Extracted entries
[Begin]

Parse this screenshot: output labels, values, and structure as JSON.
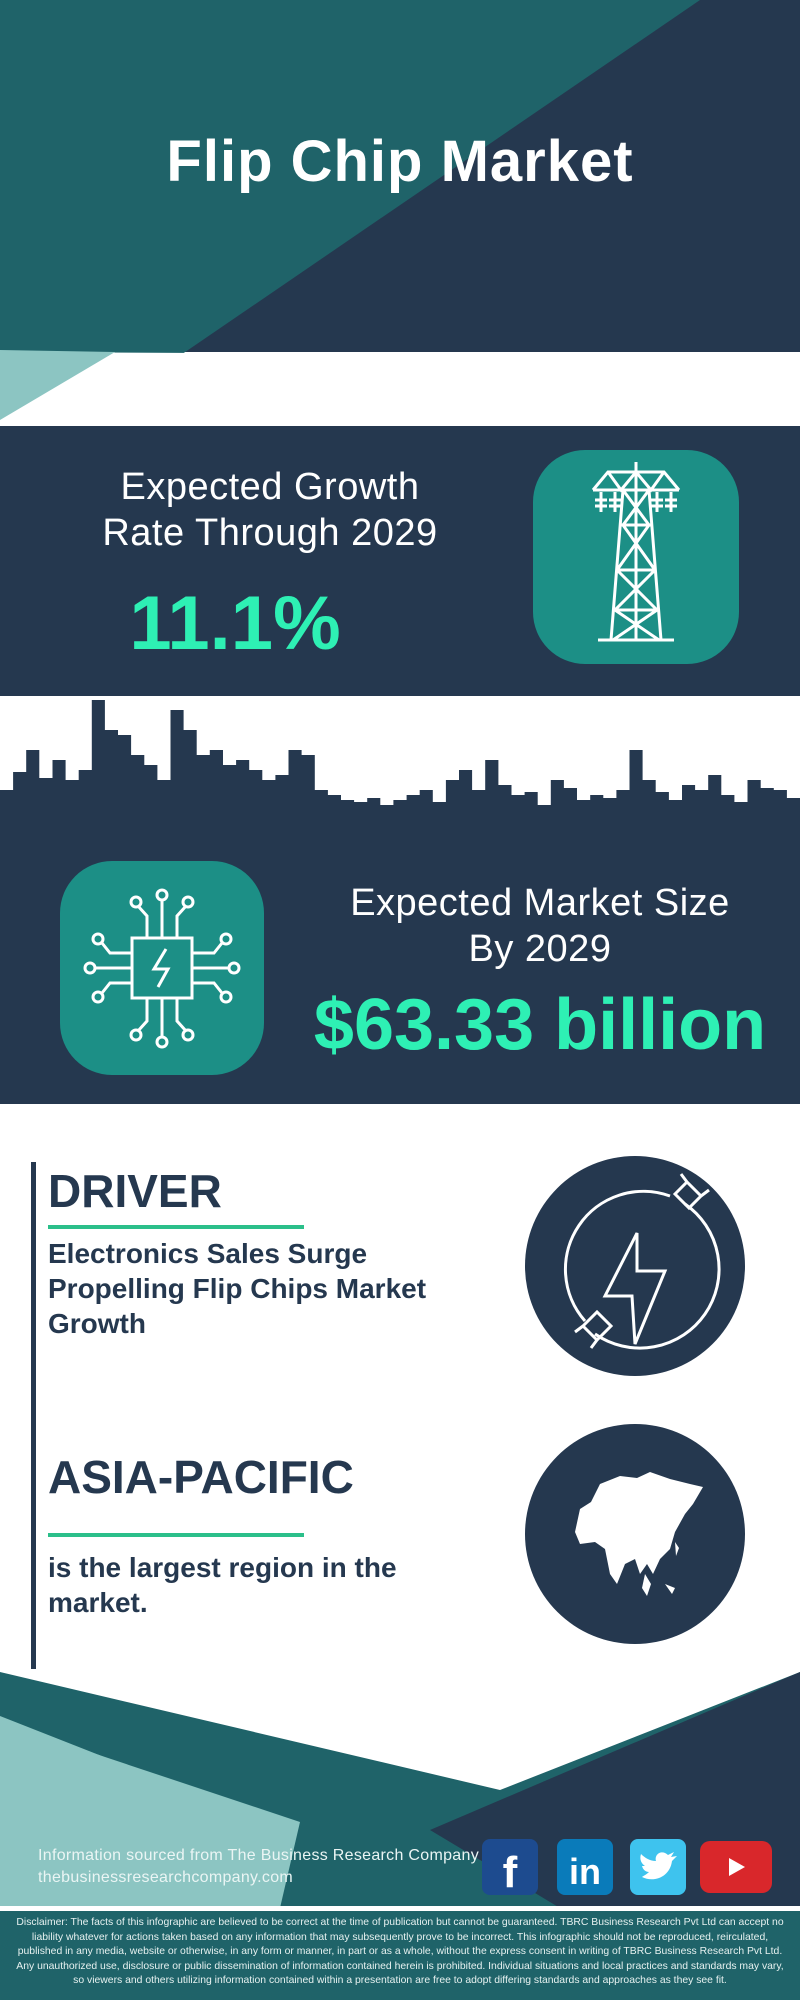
{
  "header": {
    "title": "Flip Chip Market"
  },
  "growth": {
    "label_line1": "Expected Growth",
    "label_line2": "Rate Through 2029",
    "value": "11.1%",
    "icon": "transmission-tower-icon"
  },
  "market_size": {
    "label_line1": "Expected Market Size",
    "label_line2": "By 2029",
    "value": "$63.33 billion",
    "icon": "circuit-chip-icon"
  },
  "driver": {
    "heading": "DRIVER",
    "text": "Electronics Sales Surge Propelling Flip Chips Market Growth",
    "icon": "power-plug-bolt-icon"
  },
  "region": {
    "heading": "ASIA-PACIFIC",
    "text": "is the largest region in the market.",
    "icon": "asia-map-icon"
  },
  "footer": {
    "source_line": "Information sourced from The Business Research Company",
    "website": "thebusinessresearchcompany.com",
    "social": [
      {
        "name": "facebook",
        "color": "#1d4b8f"
      },
      {
        "name": "linkedin",
        "color": "#0a7bba"
      },
      {
        "name": "twitter",
        "color": "#3ec3ee"
      },
      {
        "name": "youtube",
        "color": "#d9272b"
      }
    ],
    "disclaimer": "Disclaimer: The facts of this infographic are believed to be correct at the time of publication but cannot be guaranteed. TBRC Business Research Pvt Ltd can accept no liability whatever for actions taken based on any information that may subsequently prove to be incorrect. This infographic should not be reproduced, reirculated, published in any media, website or otherwise, in any form or manner, in part or as a whole, without the express consent in writing of TBRC Business Research Pvt Ltd. Any unauthorized use, disclosure or public dissemination of information contained herein is prohibited. Individual situations and local practices and standards may vary, so viewers and others utilizing information contained within a presentation are free to adopt differing standards and approaches as they see fit."
  },
  "colors": {
    "navy": "#25384f",
    "teal": "#1f6369",
    "light_teal": "#8cc5c2",
    "icon_teal": "#1c8f86",
    "accent_green": "#2ef0b4"
  }
}
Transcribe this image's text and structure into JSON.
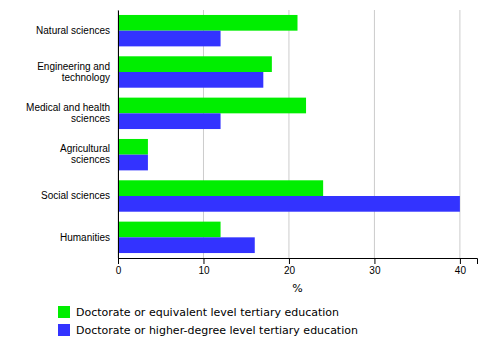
{
  "chart_data": {
    "type": "bar",
    "orientation": "horizontal",
    "categories": [
      "Humanities",
      "Social sciences",
      "Agricultural\nsciences",
      "Medical and health\nsciences",
      "Engineering and\ntechnology",
      "Natural sciences"
    ],
    "series": [
      {
        "name": "Doctorate or equivalent level  tertiary education",
        "color": "#00EE00",
        "values": [
          12,
          24,
          3.5,
          22,
          18,
          21
        ]
      },
      {
        "name": "Doctorate or higher-degree level tertiary education",
        "color": "#3333FF",
        "values": [
          16,
          40,
          3.5,
          12,
          17,
          12
        ]
      }
    ],
    "xlim": [
      0,
      42
    ],
    "xticks": [
      0,
      10,
      20,
      30,
      40
    ],
    "xlabel": "%",
    "grid": true,
    "legend": "bottom"
  }
}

[End]

Written request
Print every record above exactly as written, leaving out the pictures.

Task response
Parse this screenshot: output labels, values, and structure as JSON.
{
  "header": {
    "title": "Flip Chip Market"
  },
  "growth": {
    "label_line1": "Expected Growth",
    "label_line2": "Rate Through 2029",
    "value": "11.1%",
    "icon": "transmission-tower-icon"
  },
  "market_size": {
    "label_line1": "Expected Market Size",
    "label_line2": "By 2029",
    "value": "$63.33 billion",
    "icon": "circuit-chip-icon"
  },
  "driver": {
    "heading": "DRIVER",
    "text": "Electronics Sales Surge Propelling Flip Chips Market Growth",
    "icon": "power-plug-bolt-icon"
  },
  "region": {
    "heading": "ASIA-PACIFIC",
    "text": "is the largest region in the market.",
    "icon": "asia-map-icon"
  },
  "footer": {
    "source_line": "Information sourced from The Business Research Company",
    "website": "thebusinessresearchcompany.com",
    "social": [
      {
        "name": "facebook",
        "color": "#1d4b8f"
      },
      {
        "name": "linkedin",
        "color": "#0a7bba"
      },
      {
        "name": "twitter",
        "color": "#3ec3ee"
      },
      {
        "name": "youtube",
        "color": "#d9272b"
      }
    ],
    "disclaimer": "Disclaimer: The facts of this infographic are believed to be correct at the time of publication but cannot be guaranteed. TBRC Business Research Pvt Ltd can accept no liability whatever for actions taken based on any information that may subsequently prove to be incorrect. This infographic should not be reproduced, reirculated, published in any media, website or otherwise, in any form or manner, in part or as a whole, without the express consent in writing of TBRC Business Research Pvt Ltd. Any unauthorized use, disclosure or public dissemination of information contained herein is prohibited. Individual situations and local practices and standards may vary, so viewers and others utilizing information contained within a presentation are free to adopt differing standards and approaches as they see fit."
  },
  "colors": {
    "navy": "#25384f",
    "teal": "#1f6369",
    "light_teal": "#8cc5c2",
    "icon_teal": "#1c8f86",
    "accent_green": "#2ef0b4"
  }
}
Transcribe this image's text and structure into JSON.
{
  "chart_data": {
    "type": "bar",
    "orientation": "horizontal",
    "categories": [
      "Humanities",
      "Social sciences",
      "Agricultural\nsciences",
      "Medical and health\nsciences",
      "Engineering and\ntechnology",
      "Natural sciences"
    ],
    "series": [
      {
        "name": "Doctorate or equivalent level  tertiary education",
        "color": "#00EE00",
        "values": [
          12,
          24,
          3.5,
          22,
          18,
          21
        ]
      },
      {
        "name": "Doctorate or higher-degree level tertiary education",
        "color": "#3333FF",
        "values": [
          16,
          40,
          3.5,
          12,
          17,
          12
        ]
      }
    ],
    "xlim": [
      0,
      42
    ],
    "xticks": [
      0,
      10,
      20,
      30,
      40
    ],
    "xlabel": "%",
    "grid": true,
    "legend": "bottom"
  }
}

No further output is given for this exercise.